## Available records
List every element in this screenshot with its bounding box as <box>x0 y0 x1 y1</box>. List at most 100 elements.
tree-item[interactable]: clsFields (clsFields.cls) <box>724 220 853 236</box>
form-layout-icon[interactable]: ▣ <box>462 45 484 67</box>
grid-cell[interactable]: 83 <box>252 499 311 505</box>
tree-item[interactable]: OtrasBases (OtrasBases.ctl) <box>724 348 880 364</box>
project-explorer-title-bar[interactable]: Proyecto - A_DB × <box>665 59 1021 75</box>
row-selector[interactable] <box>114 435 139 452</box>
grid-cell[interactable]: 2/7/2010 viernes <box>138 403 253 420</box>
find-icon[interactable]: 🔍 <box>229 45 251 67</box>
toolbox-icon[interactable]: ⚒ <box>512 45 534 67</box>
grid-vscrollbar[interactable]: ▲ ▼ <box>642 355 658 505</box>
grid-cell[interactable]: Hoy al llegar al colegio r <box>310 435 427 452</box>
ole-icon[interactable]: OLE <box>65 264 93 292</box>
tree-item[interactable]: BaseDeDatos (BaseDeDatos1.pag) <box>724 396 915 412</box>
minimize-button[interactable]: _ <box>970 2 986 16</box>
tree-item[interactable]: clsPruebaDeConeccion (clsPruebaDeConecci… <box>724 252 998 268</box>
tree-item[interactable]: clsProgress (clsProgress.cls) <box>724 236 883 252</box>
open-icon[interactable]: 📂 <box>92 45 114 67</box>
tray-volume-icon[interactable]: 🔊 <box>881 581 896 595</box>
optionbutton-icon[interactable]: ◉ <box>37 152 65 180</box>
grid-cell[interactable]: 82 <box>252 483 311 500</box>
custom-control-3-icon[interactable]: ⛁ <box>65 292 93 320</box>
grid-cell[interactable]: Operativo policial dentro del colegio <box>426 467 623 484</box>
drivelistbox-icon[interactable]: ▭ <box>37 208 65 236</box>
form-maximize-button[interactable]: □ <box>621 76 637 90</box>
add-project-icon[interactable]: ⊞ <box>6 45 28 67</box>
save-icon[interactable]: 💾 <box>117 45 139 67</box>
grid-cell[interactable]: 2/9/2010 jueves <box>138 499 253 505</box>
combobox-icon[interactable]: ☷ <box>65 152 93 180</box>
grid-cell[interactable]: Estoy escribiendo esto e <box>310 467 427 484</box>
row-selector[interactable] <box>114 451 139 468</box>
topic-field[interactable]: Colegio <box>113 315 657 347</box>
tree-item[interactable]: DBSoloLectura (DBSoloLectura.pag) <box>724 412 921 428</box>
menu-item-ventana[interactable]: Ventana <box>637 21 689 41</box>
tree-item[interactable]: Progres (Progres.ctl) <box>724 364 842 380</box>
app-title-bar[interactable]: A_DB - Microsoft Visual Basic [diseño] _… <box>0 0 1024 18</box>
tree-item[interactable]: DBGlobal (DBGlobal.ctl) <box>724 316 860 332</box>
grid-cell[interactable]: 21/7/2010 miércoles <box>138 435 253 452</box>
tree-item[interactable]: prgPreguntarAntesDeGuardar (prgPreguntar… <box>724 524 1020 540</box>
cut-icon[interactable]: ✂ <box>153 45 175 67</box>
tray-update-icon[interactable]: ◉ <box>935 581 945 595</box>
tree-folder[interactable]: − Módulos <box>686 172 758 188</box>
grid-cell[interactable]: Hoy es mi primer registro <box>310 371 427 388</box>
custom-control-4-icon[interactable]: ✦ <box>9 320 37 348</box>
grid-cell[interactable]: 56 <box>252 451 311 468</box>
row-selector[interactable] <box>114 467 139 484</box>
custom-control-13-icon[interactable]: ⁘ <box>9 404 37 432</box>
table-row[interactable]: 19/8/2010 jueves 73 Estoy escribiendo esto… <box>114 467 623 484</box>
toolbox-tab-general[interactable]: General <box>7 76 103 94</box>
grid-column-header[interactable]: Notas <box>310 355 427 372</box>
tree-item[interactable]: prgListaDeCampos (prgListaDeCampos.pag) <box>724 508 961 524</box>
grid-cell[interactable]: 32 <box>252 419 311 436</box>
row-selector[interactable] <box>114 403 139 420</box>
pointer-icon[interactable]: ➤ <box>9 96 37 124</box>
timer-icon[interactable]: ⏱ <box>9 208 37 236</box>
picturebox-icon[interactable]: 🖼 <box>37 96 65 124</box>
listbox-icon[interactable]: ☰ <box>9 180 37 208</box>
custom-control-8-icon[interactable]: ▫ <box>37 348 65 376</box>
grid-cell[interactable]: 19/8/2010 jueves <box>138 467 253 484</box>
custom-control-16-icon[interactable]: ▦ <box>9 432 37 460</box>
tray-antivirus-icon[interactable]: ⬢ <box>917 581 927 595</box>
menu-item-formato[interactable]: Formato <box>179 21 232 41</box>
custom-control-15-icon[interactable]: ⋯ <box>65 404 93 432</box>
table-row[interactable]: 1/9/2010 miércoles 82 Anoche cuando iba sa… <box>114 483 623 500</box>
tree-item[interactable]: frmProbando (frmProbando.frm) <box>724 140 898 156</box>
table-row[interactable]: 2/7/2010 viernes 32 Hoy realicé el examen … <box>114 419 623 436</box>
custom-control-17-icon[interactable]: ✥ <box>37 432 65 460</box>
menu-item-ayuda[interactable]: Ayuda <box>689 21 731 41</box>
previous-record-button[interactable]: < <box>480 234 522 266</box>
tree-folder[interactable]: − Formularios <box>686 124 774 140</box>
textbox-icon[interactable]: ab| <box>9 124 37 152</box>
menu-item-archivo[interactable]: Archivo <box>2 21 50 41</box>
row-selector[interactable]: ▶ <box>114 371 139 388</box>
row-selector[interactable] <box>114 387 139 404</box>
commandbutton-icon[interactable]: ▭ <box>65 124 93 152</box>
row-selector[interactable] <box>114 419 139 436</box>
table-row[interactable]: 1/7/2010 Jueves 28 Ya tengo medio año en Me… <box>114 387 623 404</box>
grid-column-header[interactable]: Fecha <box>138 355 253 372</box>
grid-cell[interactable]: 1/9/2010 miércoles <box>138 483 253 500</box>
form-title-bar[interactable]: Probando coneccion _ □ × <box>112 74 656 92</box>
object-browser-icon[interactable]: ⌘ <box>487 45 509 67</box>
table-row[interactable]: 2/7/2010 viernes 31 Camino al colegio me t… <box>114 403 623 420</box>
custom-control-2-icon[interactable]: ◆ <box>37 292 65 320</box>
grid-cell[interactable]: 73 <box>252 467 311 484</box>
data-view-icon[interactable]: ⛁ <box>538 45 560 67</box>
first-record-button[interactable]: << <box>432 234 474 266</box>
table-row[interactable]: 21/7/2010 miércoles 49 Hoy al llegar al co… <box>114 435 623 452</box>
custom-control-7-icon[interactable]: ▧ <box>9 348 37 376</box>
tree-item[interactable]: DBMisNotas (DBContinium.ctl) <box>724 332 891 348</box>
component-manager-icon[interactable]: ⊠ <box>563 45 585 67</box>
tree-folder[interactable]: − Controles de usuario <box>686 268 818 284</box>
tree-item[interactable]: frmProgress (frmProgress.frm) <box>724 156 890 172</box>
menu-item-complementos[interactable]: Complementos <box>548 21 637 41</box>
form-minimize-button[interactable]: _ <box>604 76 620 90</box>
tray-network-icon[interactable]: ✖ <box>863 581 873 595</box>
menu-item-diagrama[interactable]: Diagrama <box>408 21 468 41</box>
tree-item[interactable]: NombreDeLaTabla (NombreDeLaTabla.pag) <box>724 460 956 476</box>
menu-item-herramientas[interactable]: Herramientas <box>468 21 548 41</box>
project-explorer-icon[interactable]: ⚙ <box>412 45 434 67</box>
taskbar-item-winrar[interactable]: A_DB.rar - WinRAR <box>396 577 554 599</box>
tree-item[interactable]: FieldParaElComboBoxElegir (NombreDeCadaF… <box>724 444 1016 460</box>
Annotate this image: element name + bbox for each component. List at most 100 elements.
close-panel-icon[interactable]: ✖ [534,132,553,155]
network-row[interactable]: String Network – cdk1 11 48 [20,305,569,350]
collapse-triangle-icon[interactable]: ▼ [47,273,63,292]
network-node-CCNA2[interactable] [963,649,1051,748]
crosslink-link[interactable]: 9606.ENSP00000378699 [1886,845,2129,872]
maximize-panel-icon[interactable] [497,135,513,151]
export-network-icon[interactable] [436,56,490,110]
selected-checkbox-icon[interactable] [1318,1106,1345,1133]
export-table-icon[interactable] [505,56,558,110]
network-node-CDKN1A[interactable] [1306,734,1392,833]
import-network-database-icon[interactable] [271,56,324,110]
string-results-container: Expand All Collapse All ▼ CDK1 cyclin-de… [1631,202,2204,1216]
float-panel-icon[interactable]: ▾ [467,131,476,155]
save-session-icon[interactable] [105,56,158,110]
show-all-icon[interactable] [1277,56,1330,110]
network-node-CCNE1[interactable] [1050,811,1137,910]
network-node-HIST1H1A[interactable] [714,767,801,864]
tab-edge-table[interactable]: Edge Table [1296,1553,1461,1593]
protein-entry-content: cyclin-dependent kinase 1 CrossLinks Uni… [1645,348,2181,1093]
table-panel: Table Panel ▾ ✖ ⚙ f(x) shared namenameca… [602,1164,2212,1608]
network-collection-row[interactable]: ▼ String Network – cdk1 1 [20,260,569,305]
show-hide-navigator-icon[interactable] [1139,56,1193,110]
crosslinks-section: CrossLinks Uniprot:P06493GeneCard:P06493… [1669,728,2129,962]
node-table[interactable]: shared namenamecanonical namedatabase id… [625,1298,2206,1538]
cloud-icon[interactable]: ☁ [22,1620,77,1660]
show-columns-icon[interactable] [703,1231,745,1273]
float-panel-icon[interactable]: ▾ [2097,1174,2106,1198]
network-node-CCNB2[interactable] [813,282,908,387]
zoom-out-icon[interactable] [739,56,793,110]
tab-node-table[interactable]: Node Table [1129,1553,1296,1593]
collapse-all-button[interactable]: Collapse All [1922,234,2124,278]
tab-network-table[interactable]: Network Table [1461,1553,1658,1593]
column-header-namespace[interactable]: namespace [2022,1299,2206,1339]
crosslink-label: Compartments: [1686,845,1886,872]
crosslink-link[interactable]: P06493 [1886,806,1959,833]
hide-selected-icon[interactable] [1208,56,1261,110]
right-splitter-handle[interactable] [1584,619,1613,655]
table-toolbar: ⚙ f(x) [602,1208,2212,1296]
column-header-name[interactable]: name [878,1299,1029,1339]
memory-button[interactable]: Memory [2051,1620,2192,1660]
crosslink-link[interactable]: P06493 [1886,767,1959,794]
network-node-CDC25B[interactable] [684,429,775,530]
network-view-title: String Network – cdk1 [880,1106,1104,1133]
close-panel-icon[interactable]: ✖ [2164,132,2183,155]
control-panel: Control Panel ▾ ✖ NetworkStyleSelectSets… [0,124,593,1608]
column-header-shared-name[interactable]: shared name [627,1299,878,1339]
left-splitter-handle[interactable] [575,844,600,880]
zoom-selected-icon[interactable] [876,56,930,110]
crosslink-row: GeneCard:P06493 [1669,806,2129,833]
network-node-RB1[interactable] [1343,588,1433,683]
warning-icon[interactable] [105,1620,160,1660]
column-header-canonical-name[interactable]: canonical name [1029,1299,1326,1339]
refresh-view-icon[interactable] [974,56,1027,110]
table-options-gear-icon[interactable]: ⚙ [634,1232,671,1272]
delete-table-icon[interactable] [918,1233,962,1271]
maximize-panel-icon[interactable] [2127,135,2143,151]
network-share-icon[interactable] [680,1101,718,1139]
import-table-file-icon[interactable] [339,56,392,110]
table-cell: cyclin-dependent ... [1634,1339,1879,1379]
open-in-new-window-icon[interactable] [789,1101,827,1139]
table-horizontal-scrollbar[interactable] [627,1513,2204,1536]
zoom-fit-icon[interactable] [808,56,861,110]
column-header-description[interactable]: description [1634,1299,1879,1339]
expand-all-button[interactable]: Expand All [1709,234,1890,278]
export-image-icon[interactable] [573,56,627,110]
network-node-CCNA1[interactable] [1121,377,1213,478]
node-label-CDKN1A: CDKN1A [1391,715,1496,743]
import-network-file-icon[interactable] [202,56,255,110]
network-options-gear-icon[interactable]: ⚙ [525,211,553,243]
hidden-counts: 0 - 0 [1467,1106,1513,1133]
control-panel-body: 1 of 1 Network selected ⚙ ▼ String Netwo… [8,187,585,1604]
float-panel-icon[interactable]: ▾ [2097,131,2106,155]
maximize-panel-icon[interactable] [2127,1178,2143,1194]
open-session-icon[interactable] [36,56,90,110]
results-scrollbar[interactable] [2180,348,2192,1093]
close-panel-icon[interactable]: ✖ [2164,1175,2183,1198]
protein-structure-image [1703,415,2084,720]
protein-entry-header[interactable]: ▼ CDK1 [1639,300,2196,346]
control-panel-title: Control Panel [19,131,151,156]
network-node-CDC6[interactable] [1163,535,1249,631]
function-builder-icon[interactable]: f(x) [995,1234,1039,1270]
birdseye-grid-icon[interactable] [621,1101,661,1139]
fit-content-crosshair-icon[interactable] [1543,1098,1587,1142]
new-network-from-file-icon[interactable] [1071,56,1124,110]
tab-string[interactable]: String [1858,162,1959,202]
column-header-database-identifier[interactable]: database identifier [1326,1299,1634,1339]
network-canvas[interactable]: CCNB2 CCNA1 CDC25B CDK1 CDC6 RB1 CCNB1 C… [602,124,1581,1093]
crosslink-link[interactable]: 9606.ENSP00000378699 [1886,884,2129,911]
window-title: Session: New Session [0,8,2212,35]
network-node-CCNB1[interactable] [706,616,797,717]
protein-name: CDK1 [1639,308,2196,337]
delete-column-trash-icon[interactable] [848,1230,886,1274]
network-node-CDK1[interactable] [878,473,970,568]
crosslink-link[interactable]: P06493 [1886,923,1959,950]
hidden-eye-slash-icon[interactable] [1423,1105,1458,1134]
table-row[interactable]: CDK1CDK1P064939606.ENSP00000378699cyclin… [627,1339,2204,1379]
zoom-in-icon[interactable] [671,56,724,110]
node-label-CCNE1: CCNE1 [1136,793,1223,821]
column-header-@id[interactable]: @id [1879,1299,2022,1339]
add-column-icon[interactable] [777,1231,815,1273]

## Exercise brief
The answer should consist of every line from the listing above that includes the word "file".

## Task output
import-table-file-icon[interactable] [339,56,392,110]
import-network-file-icon[interactable] [202,56,255,110]
new-network-from-file-icon[interactable] [1071,56,1124,110]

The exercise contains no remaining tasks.